— START —
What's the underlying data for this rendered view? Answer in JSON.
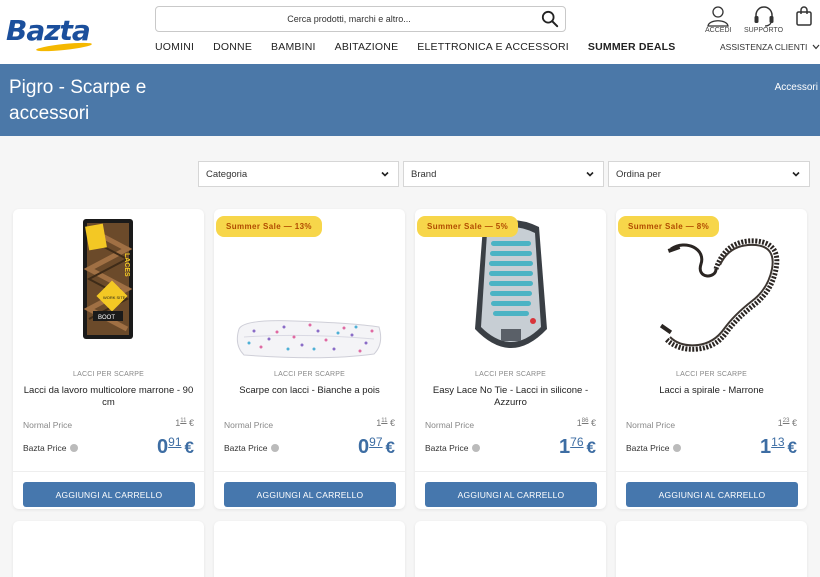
{
  "header": {
    "logo": "Bazta",
    "search_placeholder": "Cerca prodotti, marchi e altro...",
    "nav": [
      "UOMINI",
      "DONNE",
      "BAMBINI",
      "ABITAZIONE",
      "ELETTRONICA E ACCESSORI",
      "SUMMER DEALS"
    ],
    "account_label": "ACCEDI",
    "support_label": "SUPPORTO",
    "assistance_label": "ASSISTENZA CLIENTI"
  },
  "banner": {
    "title": "Pigro - Scarpe e accessori",
    "breadcrumb": "Accessori"
  },
  "filters": {
    "category": "Categoria",
    "brand": "Brand",
    "sort": "Ordina per"
  },
  "labels": {
    "normal_price": "Normal Price",
    "bazta_price": "Bazta Price",
    "currency": "€",
    "add_to_cart": "AGGIUNGI AL CARRELLO"
  },
  "products": [
    {
      "badge": "",
      "category": "LACCI PER SCARPE",
      "name": "Lacci da lavoro multicolore marrone - 90 cm",
      "normal_int": "1",
      "normal_dec": "11",
      "bazta_int": "0",
      "bazta_dec": "91",
      "package_text": "LACES",
      "package_sub": "BOOT",
      "package_tag": "WORK SITE"
    },
    {
      "badge": "Summer Sale — 13%",
      "category": "LACCI PER SCARPE",
      "name": "Scarpe con lacci - Bianche a pois",
      "normal_int": "1",
      "normal_dec": "11",
      "bazta_int": "0",
      "bazta_dec": "97"
    },
    {
      "badge": "Summer Sale — 5%",
      "category": "LACCI PER SCARPE",
      "name": "Easy Lace No Tie - Lacci in silicone - Azzurro",
      "normal_int": "1",
      "normal_dec": "86",
      "bazta_int": "1",
      "bazta_dec": "76"
    },
    {
      "badge": "Summer Sale — 8%",
      "category": "LACCI PER SCARPE",
      "name": "Lacci a spirale - Marrone",
      "normal_int": "1",
      "normal_dec": "23",
      "bazta_int": "1",
      "bazta_dec": "13"
    }
  ],
  "colors": {
    "brand_blue": "#4b78a8",
    "button_blue": "#4677ad",
    "price_blue": "#3d6da3",
    "badge_yellow": "#f7d64a",
    "logo_blue": "#1b4f9c"
  }
}
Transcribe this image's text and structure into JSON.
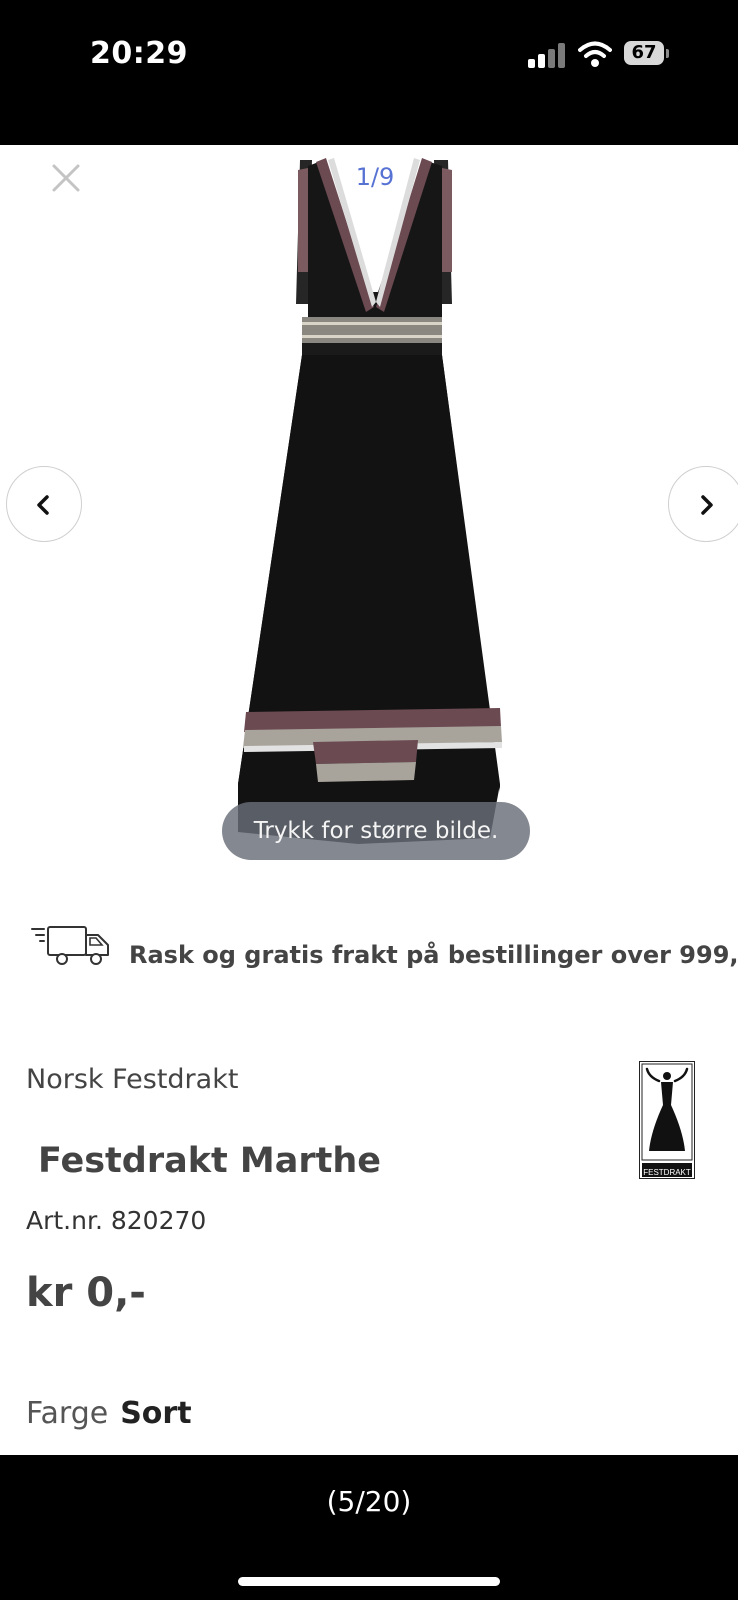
{
  "status_bar": {
    "time": "20:29",
    "battery": "67"
  },
  "gallery": {
    "counter": "1/9",
    "hint": "Trykk for større bilde."
  },
  "shipping": {
    "text": "Rask og gratis frakt på bestillinger over 999,-"
  },
  "product": {
    "brand": "Norsk Festdrakt",
    "name": "Festdrakt Marthe",
    "article_number": "Art.nr. 820270",
    "price": "kr 0,-",
    "color_label": "Farge",
    "color_value": "Sort",
    "logo_text": "FESTDRAKT"
  },
  "footer": {
    "page_count": "(5/20)"
  },
  "icons": [
    "close-icon",
    "chevron-left-icon",
    "chevron-right-icon",
    "truck-icon",
    "wifi-icon",
    "battery-icon",
    "signal-icon"
  ]
}
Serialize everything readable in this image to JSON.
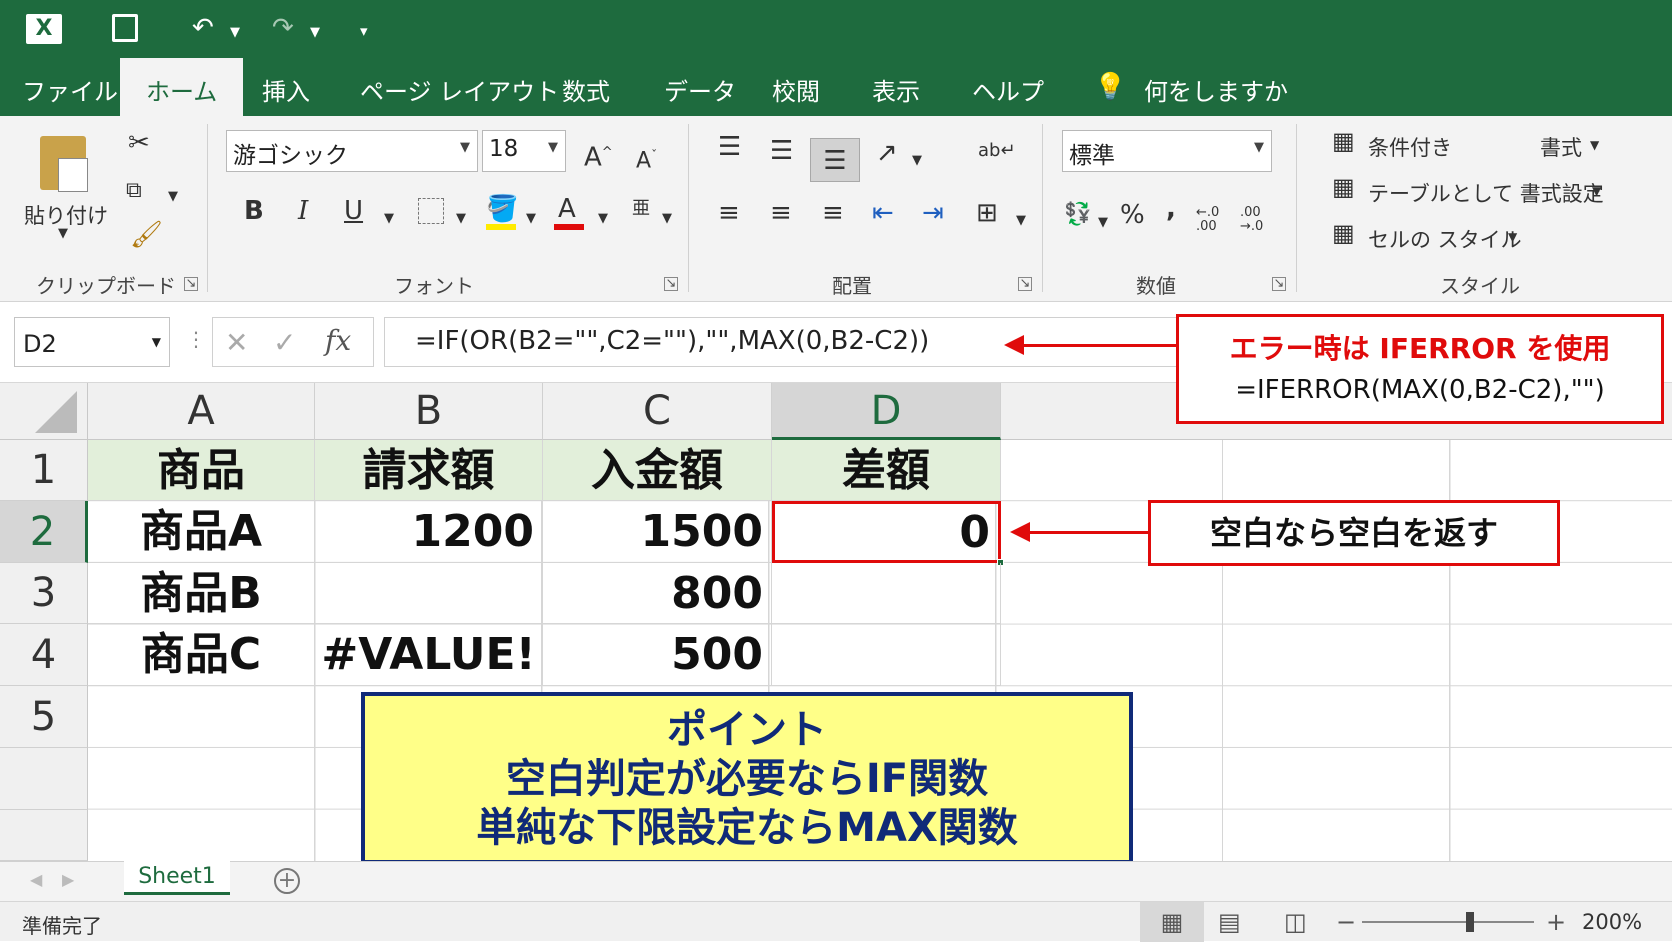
{
  "app": {
    "icon": "excel-icon"
  },
  "quick_access": {
    "icons": [
      "excel-icon",
      "save-icon",
      "undo-icon",
      "redo-icon",
      "customize-icon"
    ]
  },
  "tabs": [
    {
      "label": "ファイル"
    },
    {
      "label": "ホーム"
    },
    {
      "label": "挿入"
    },
    {
      "label": "ページ レイアウト"
    },
    {
      "label": "数式"
    },
    {
      "label": "データ"
    },
    {
      "label": "校閲"
    },
    {
      "label": "表示"
    },
    {
      "label": "ヘルプ"
    }
  ],
  "tellme": {
    "icon": "lightbulb-icon",
    "label": "何をしますか"
  },
  "ribbon": {
    "clipboard": {
      "paste": "貼り付け",
      "group": "クリップボード"
    },
    "font": {
      "name": "游ゴシック",
      "size": "18",
      "group": "フォント"
    },
    "alignment": {
      "group": "配置"
    },
    "number": {
      "format": "標準",
      "group": "数値",
      "percent": "%",
      "comma": ",",
      "inc_decimal": "←.0 .00",
      "dec_decimal": ".00 →.0"
    },
    "styles": {
      "conditional": "条件付き",
      "conditional_suffix": "書式",
      "table": "テーブルとして 書式設定",
      "cell": "セルの スタイル",
      "group": "スタイル"
    }
  },
  "formula_bar": {
    "name_box": "D2",
    "fx": "fx",
    "formula": "=IF(OR(B2=\"\",C2=\"\"),\"\",MAX(0,B2-C2))"
  },
  "columns": [
    "A",
    "B",
    "C",
    "D"
  ],
  "rows": [
    "1",
    "2",
    "3",
    "4",
    "5"
  ],
  "table": {
    "header": [
      "商品",
      "請求額",
      "入金額",
      "差額"
    ],
    "data": [
      [
        "商品A",
        "1200",
        "1500",
        "0"
      ],
      [
        "商品B",
        "",
        "800",
        ""
      ],
      [
        "商品C",
        "#VALUE!",
        "500",
        ""
      ]
    ]
  },
  "callouts": {
    "iferror_title": "エラー時は IFERROR を使用",
    "iferror_formula": "=IFERROR(MAX(0,B2-C2),\"\")",
    "blank_note": "空白なら空白を返す"
  },
  "point_box": {
    "line1": "ポイント",
    "line2": "空白判定が必要ならIF関数",
    "line3": "単純な下限設定ならMAX関数"
  },
  "sheet_tabs": [
    {
      "label": "Sheet1"
    }
  ],
  "status": {
    "text": "準備完了",
    "zoom": "200%",
    "minus": "−",
    "plus": "+"
  },
  "colors": {
    "ribbon_green": "#1e6b3e",
    "header_fill": "#e2efda",
    "callout_red": "#e00b0b",
    "point_fill": "#ffff88",
    "point_border": "#102a78"
  }
}
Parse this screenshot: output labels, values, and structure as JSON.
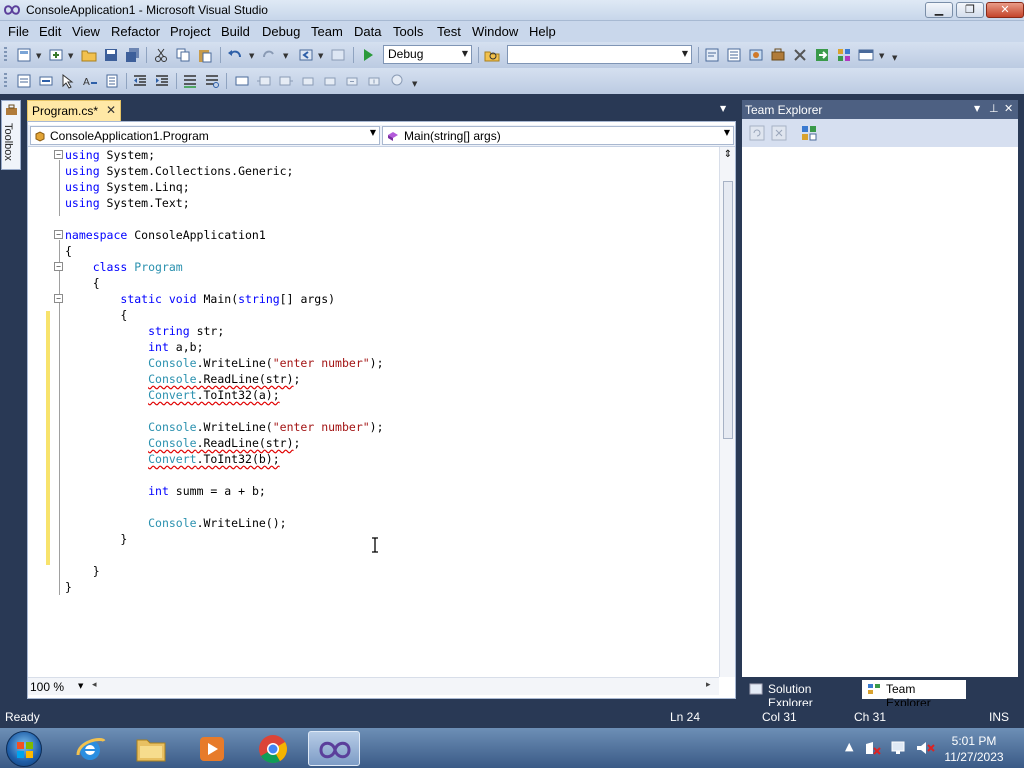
— END —
TO DO → List all lines holding the string "JSON".

PROBLEM SOLUTION →
What's the underlying data for this rendered view? Answer in JSON.
Transcribe this image's text and structure into JSON.
Serialize everything readable in this image to JSON.
Parse this screenshot: output labels, values, and structure as JSON.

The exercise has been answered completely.